> [GOAL]: Pick out each line below containing "content".
++++ INFORMATION SHOWN
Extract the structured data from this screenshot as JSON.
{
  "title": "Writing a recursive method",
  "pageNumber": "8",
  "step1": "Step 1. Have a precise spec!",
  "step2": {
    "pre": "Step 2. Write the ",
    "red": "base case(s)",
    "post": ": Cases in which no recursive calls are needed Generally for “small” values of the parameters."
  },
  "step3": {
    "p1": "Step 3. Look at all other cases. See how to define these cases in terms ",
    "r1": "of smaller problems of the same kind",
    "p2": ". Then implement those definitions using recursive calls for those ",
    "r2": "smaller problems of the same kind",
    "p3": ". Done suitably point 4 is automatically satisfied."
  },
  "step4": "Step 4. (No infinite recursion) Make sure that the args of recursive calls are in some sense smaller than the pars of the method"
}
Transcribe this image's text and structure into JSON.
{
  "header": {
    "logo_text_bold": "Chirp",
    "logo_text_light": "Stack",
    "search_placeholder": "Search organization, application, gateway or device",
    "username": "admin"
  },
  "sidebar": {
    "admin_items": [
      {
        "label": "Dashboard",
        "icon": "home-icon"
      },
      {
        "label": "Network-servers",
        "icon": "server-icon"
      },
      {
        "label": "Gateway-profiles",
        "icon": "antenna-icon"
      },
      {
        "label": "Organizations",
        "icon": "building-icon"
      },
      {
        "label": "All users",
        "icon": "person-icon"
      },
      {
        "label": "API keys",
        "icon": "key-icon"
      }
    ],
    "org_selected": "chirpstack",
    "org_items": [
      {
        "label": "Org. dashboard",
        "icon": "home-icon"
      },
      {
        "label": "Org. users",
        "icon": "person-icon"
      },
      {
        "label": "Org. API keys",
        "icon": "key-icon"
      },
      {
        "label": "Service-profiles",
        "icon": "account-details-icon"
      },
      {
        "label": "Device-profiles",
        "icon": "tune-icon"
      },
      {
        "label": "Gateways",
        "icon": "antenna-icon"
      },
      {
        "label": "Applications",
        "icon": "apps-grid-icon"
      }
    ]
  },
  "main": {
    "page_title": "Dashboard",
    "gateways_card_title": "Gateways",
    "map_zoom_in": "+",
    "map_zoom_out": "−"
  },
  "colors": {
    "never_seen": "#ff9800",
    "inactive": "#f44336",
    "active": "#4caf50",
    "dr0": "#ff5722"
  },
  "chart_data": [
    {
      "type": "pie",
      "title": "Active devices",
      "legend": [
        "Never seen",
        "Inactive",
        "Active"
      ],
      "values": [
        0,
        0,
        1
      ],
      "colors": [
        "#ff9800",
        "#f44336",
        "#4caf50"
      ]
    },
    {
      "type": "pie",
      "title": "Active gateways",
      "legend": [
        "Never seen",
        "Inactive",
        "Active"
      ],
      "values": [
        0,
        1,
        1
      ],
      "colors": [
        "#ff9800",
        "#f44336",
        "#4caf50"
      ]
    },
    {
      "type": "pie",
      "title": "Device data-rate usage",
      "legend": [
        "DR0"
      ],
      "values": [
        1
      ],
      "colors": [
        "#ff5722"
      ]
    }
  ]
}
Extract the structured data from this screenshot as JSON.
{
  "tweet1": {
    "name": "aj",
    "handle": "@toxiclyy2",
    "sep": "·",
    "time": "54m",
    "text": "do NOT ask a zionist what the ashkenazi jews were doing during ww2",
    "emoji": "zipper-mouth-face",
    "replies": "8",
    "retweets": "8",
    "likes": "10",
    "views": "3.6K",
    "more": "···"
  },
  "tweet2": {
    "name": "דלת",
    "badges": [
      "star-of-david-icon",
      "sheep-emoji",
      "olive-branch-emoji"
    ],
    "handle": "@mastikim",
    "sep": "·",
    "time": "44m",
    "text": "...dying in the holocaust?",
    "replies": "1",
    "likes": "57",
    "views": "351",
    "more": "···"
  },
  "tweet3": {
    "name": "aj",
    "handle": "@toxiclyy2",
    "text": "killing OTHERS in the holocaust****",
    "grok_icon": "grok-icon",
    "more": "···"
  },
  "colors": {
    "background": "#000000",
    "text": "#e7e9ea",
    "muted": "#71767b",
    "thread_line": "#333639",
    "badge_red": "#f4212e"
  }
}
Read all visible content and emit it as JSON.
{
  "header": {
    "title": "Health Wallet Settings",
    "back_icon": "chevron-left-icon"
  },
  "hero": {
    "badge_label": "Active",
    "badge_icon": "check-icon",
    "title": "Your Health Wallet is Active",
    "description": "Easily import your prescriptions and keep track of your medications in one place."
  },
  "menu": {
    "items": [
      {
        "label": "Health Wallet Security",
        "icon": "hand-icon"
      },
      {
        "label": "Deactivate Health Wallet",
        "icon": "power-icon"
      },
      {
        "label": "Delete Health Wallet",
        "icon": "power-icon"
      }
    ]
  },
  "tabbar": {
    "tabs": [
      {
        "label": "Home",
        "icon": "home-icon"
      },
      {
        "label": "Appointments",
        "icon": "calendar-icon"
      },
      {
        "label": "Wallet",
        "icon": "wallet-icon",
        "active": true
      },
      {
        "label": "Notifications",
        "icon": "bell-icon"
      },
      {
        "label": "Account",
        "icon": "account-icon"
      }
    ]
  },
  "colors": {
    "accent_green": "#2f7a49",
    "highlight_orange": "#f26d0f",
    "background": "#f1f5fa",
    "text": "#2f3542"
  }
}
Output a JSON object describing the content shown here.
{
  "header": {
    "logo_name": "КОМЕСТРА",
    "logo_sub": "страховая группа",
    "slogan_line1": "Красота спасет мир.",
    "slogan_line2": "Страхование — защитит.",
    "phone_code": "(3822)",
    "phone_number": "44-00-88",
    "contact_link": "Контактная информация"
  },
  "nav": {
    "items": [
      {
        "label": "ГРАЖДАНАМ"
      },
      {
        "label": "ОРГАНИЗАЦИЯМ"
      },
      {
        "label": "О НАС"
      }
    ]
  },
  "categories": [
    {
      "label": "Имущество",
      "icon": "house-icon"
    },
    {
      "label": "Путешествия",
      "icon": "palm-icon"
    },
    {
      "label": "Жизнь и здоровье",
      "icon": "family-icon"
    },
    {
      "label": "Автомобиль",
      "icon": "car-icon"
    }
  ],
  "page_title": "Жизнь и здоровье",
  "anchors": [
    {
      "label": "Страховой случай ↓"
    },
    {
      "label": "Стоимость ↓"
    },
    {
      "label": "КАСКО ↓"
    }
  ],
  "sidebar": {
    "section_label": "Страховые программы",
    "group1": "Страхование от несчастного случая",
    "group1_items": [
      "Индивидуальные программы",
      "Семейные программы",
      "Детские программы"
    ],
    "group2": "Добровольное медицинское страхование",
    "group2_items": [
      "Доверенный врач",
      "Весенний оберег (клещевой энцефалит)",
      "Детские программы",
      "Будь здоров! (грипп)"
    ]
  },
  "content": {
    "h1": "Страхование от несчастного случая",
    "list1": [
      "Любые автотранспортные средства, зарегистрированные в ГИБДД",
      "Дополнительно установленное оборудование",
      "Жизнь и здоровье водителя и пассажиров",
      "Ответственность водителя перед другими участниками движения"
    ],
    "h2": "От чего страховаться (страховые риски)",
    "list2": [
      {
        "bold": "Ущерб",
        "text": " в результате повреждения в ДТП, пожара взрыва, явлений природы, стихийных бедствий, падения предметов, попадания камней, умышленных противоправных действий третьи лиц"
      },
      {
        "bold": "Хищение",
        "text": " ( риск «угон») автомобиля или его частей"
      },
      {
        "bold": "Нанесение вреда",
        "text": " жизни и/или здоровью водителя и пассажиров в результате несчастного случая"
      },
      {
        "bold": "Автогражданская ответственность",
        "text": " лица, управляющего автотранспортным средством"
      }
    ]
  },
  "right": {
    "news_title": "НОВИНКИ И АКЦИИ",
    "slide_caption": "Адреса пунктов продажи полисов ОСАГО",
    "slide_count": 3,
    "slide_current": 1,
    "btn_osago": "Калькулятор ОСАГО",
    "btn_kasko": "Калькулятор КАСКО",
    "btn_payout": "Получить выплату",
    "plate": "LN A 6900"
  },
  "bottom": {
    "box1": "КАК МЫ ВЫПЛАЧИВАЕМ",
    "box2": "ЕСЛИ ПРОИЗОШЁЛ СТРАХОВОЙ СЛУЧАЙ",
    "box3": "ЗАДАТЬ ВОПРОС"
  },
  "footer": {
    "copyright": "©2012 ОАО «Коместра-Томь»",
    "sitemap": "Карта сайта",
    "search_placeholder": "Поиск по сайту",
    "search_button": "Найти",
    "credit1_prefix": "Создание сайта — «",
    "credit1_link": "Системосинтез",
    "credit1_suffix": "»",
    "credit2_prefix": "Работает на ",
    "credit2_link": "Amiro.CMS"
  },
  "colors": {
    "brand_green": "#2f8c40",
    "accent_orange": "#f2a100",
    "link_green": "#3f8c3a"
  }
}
++++++++
> [FULL RESPONSE]:
Read all visible content and emit it as JSON.
Output a JSON object describing the content shown here.
  "content": {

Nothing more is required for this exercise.